▶ _WHAT IS EXPECTED_
Omit every picture and write out the rest of the records exactly.

▶ _DATA TO PROCESS_
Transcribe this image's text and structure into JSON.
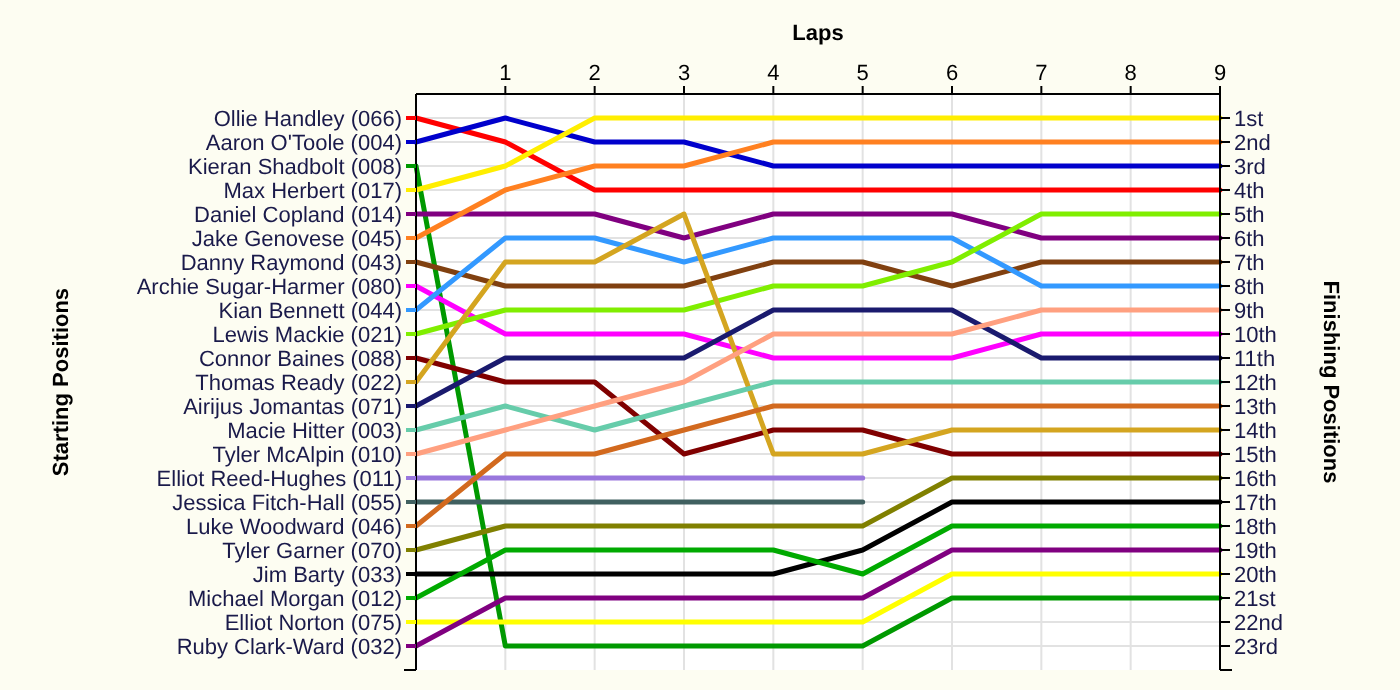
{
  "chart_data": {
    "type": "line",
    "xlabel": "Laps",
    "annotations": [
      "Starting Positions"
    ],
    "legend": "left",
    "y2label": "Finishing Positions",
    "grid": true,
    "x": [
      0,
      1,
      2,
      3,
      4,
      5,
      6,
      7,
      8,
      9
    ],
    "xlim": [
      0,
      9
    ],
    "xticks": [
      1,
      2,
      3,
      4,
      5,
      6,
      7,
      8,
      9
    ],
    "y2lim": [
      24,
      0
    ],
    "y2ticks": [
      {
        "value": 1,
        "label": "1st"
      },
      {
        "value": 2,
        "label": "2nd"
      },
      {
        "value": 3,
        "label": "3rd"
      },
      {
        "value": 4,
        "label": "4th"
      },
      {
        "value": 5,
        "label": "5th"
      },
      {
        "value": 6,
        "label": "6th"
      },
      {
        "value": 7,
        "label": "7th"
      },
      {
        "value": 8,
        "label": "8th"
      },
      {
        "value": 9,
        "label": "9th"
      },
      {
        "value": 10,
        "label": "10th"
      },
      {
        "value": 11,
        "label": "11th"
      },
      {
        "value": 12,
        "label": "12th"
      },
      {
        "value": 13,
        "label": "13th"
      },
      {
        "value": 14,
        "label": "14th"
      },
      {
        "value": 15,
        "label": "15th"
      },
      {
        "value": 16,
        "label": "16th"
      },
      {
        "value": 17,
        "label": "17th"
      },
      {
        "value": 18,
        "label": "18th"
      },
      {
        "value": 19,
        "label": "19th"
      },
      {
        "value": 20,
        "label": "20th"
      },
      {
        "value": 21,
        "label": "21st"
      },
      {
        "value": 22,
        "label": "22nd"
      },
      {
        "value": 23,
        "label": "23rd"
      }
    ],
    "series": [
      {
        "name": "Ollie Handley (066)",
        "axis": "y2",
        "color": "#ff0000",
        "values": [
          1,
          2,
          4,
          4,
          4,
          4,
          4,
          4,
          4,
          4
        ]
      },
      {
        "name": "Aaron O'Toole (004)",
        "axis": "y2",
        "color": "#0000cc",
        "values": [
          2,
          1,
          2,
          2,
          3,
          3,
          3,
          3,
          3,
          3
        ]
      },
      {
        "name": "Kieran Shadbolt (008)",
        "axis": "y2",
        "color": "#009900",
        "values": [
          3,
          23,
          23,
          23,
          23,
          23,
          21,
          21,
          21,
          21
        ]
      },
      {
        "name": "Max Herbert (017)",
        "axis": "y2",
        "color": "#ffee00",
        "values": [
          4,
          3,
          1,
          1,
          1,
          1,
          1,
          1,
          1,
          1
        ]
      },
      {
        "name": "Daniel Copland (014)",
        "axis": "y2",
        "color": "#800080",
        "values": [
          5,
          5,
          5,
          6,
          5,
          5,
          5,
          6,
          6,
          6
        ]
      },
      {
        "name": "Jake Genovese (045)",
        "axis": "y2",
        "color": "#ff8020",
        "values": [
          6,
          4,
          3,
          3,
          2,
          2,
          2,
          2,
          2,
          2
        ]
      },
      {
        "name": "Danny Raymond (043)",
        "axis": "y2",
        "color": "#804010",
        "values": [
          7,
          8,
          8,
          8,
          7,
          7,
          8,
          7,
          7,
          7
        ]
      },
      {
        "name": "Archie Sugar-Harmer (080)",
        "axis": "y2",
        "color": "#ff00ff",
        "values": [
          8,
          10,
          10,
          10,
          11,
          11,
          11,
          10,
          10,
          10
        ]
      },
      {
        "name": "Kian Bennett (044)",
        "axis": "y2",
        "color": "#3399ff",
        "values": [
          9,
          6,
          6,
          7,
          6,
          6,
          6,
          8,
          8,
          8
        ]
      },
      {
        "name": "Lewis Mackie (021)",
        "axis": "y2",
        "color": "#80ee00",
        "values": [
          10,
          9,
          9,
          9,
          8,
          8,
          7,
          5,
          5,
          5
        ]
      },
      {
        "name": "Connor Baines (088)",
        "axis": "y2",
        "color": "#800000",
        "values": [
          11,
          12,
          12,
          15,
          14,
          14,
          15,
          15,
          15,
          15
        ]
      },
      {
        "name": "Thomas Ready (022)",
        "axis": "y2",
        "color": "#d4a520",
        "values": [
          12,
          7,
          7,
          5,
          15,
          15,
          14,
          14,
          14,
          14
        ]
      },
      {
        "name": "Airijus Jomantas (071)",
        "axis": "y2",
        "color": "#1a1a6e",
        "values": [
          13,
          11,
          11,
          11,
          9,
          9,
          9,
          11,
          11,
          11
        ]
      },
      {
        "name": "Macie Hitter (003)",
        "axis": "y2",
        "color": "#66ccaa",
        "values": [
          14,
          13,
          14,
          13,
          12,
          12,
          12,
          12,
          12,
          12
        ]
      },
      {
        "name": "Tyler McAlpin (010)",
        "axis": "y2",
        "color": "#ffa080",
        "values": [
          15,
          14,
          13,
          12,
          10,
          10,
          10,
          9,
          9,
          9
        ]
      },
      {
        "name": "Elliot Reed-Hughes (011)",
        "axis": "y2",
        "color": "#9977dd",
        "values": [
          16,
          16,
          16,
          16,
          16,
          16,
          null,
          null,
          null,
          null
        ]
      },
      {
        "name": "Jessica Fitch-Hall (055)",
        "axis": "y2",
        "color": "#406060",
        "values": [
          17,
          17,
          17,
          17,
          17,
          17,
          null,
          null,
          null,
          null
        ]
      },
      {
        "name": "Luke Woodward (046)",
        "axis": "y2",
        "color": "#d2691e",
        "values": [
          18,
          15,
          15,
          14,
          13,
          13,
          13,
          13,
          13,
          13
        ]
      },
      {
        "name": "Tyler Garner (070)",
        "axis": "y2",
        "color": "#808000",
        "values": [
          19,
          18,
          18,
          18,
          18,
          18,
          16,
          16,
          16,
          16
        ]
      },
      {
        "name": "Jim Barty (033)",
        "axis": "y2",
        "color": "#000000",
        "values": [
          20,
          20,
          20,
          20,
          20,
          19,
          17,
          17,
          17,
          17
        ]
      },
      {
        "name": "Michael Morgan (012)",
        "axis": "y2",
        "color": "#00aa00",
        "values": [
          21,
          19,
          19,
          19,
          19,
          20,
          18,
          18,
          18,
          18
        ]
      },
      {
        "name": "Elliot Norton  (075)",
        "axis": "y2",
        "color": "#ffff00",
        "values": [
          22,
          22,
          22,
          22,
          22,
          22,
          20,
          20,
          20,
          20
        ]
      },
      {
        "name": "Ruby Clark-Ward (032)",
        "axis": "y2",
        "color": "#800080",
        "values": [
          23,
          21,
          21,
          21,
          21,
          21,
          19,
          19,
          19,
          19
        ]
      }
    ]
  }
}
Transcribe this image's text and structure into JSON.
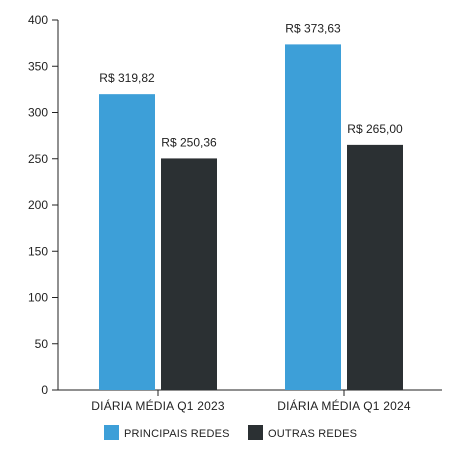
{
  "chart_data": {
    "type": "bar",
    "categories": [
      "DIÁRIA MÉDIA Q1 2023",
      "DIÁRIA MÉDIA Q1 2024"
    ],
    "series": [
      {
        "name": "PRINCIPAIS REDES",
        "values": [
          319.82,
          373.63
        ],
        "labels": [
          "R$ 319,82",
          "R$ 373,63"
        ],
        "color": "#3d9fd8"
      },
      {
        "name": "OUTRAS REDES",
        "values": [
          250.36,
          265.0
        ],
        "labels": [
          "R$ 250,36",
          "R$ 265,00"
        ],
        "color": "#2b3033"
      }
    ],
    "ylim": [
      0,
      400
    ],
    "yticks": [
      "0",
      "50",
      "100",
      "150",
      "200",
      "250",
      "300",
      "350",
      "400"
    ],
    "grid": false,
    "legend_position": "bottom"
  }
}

▶ _REPLY_
Transcribe this image's text and structure into JSON.
{
  "chart_data": {
    "type": "line",
    "xlabel": "Laps",
    "annotations": [
      "Starting Positions"
    ],
    "legend": "left",
    "y2label": "Finishing Positions",
    "grid": true,
    "x": [
      0,
      1,
      2,
      3,
      4,
      5,
      6,
      7,
      8,
      9
    ],
    "xlim": [
      0,
      9
    ],
    "xticks": [
      1,
      2,
      3,
      4,
      5,
      6,
      7,
      8,
      9
    ],
    "y2lim": [
      24,
      0
    ],
    "y2ticks": [
      {
        "value": 1,
        "label": "1st"
      },
      {
        "value": 2,
        "label": "2nd"
      },
      {
        "value": 3,
        "label": "3rd"
      },
      {
        "value": 4,
        "label": "4th"
      },
      {
        "value": 5,
        "label": "5th"
      },
      {
        "value": 6,
        "label": "6th"
      },
      {
        "value": 7,
        "label": "7th"
      },
      {
        "value": 8,
        "label": "8th"
      },
      {
        "value": 9,
        "label": "9th"
      },
      {
        "value": 10,
        "label": "10th"
      },
      {
        "value": 11,
        "label": "11th"
      },
      {
        "value": 12,
        "label": "12th"
      },
      {
        "value": 13,
        "label": "13th"
      },
      {
        "value": 14,
        "label": "14th"
      },
      {
        "value": 15,
        "label": "15th"
      },
      {
        "value": 16,
        "label": "16th"
      },
      {
        "value": 17,
        "label": "17th"
      },
      {
        "value": 18,
        "label": "18th"
      },
      {
        "value": 19,
        "label": "19th"
      },
      {
        "value": 20,
        "label": "20th"
      },
      {
        "value": 21,
        "label": "21st"
      },
      {
        "value": 22,
        "label": "22nd"
      },
      {
        "value": 23,
        "label": "23rd"
      }
    ],
    "series": [
      {
        "name": "Ollie Handley (066)",
        "axis": "y2",
        "color": "#ff0000",
        "values": [
          1,
          2,
          4,
          4,
          4,
          4,
          4,
          4,
          4,
          4
        ]
      },
      {
        "name": "Aaron O'Toole (004)",
        "axis": "y2",
        "color": "#0000cc",
        "values": [
          2,
          1,
          2,
          2,
          3,
          3,
          3,
          3,
          3,
          3
        ]
      },
      {
        "name": "Kieran Shadbolt (008)",
        "axis": "y2",
        "color": "#009900",
        "values": [
          3,
          23,
          23,
          23,
          23,
          23,
          21,
          21,
          21,
          21
        ]
      },
      {
        "name": "Max Herbert (017)",
        "axis": "y2",
        "color": "#ffee00",
        "values": [
          4,
          3,
          1,
          1,
          1,
          1,
          1,
          1,
          1,
          1
        ]
      },
      {
        "name": "Daniel Copland (014)",
        "axis": "y2",
        "color": "#800080",
        "values": [
          5,
          5,
          5,
          6,
          5,
          5,
          5,
          6,
          6,
          6
        ]
      },
      {
        "name": "Jake Genovese (045)",
        "axis": "y2",
        "color": "#ff8020",
        "values": [
          6,
          4,
          3,
          3,
          2,
          2,
          2,
          2,
          2,
          2
        ]
      },
      {
        "name": "Danny Raymond (043)",
        "axis": "y2",
        "color": "#804010",
        "values": [
          7,
          8,
          8,
          8,
          7,
          7,
          8,
          7,
          7,
          7
        ]
      },
      {
        "name": "Archie Sugar-Harmer (080)",
        "axis": "y2",
        "color": "#ff00ff",
        "values": [
          8,
          10,
          10,
          10,
          11,
          11,
          11,
          10,
          10,
          10
        ]
      },
      {
        "name": "Kian Bennett (044)",
        "axis": "y2",
        "color": "#3399ff",
        "values": [
          9,
          6,
          6,
          7,
          6,
          6,
          6,
          8,
          8,
          8
        ]
      },
      {
        "name": "Lewis Mackie (021)",
        "axis": "y2",
        "color": "#80ee00",
        "values": [
          10,
          9,
          9,
          9,
          8,
          8,
          7,
          5,
          5,
          5
        ]
      },
      {
        "name": "Connor Baines (088)",
        "axis": "y2",
        "color": "#800000",
        "values": [
          11,
          12,
          12,
          15,
          14,
          14,
          15,
          15,
          15,
          15
        ]
      },
      {
        "name": "Thomas Ready (022)",
        "axis": "y2",
        "color": "#d4a520",
        "values": [
          12,
          7,
          7,
          5,
          15,
          15,
          14,
          14,
          14,
          14
        ]
      },
      {
        "name": "Airijus Jomantas (071)",
        "axis": "y2",
        "color": "#1a1a6e",
        "values": [
          13,
          11,
          11,
          11,
          9,
          9,
          9,
          11,
          11,
          11
        ]
      },
      {
        "name": "Macie Hitter (003)",
        "axis": "y2",
        "color": "#66ccaa",
        "values": [
          14,
          13,
          14,
          13,
          12,
          12,
          12,
          12,
          12,
          12
        ]
      },
      {
        "name": "Tyler McAlpin (010)",
        "axis": "y2",
        "color": "#ffa080",
        "values": [
          15,
          14,
          13,
          12,
          10,
          10,
          10,
          9,
          9,
          9
        ]
      },
      {
        "name": "Elliot Reed-Hughes (011)",
        "axis": "y2",
        "color": "#9977dd",
        "values": [
          16,
          16,
          16,
          16,
          16,
          16,
          null,
          null,
          null,
          null
        ]
      },
      {
        "name": "Jessica Fitch-Hall (055)",
        "axis": "y2",
        "color": "#406060",
        "values": [
          17,
          17,
          17,
          17,
          17,
          17,
          null,
          null,
          null,
          null
        ]
      },
      {
        "name": "Luke Woodward (046)",
        "axis": "y2",
        "color": "#d2691e",
        "values": [
          18,
          15,
          15,
          14,
          13,
          13,
          13,
          13,
          13,
          13
        ]
      },
      {
        "name": "Tyler Garner (070)",
        "axis": "y2",
        "color": "#808000",
        "values": [
          19,
          18,
          18,
          18,
          18,
          18,
          16,
          16,
          16,
          16
        ]
      },
      {
        "name": "Jim Barty (033)",
        "axis": "y2",
        "color": "#000000",
        "values": [
          20,
          20,
          20,
          20,
          20,
          19,
          17,
          17,
          17,
          17
        ]
      },
      {
        "name": "Michael Morgan (012)",
        "axis": "y2",
        "color": "#00aa00",
        "values": [
          21,
          19,
          19,
          19,
          19,
          20,
          18,
          18,
          18,
          18
        ]
      },
      {
        "name": "Elliot Norton  (075)",
        "axis": "y2",
        "color": "#ffff00",
        "values": [
          22,
          22,
          22,
          22,
          22,
          22,
          20,
          20,
          20,
          20
        ]
      },
      {
        "name": "Ruby Clark-Ward (032)",
        "axis": "y2",
        "color": "#800080",
        "values": [
          23,
          21,
          21,
          21,
          21,
          21,
          19,
          19,
          19,
          19
        ]
      }
    ]
  }
}
Transcribe this image's text and structure into JSON.
{
  "chart_data": {
    "type": "bar",
    "categories": [
      "DIÁRIA MÉDIA Q1 2023",
      "DIÁRIA MÉDIA Q1 2024"
    ],
    "series": [
      {
        "name": "PRINCIPAIS REDES",
        "values": [
          319.82,
          373.63
        ],
        "labels": [
          "R$ 319,82",
          "R$ 373,63"
        ],
        "color": "#3d9fd8"
      },
      {
        "name": "OUTRAS REDES",
        "values": [
          250.36,
          265.0
        ],
        "labels": [
          "R$ 250,36",
          "R$ 265,00"
        ],
        "color": "#2b3033"
      }
    ],
    "ylim": [
      0,
      400
    ],
    "yticks": [
      "0",
      "50",
      "100",
      "150",
      "200",
      "250",
      "300",
      "350",
      "400"
    ],
    "grid": false,
    "legend_position": "bottom"
  }
}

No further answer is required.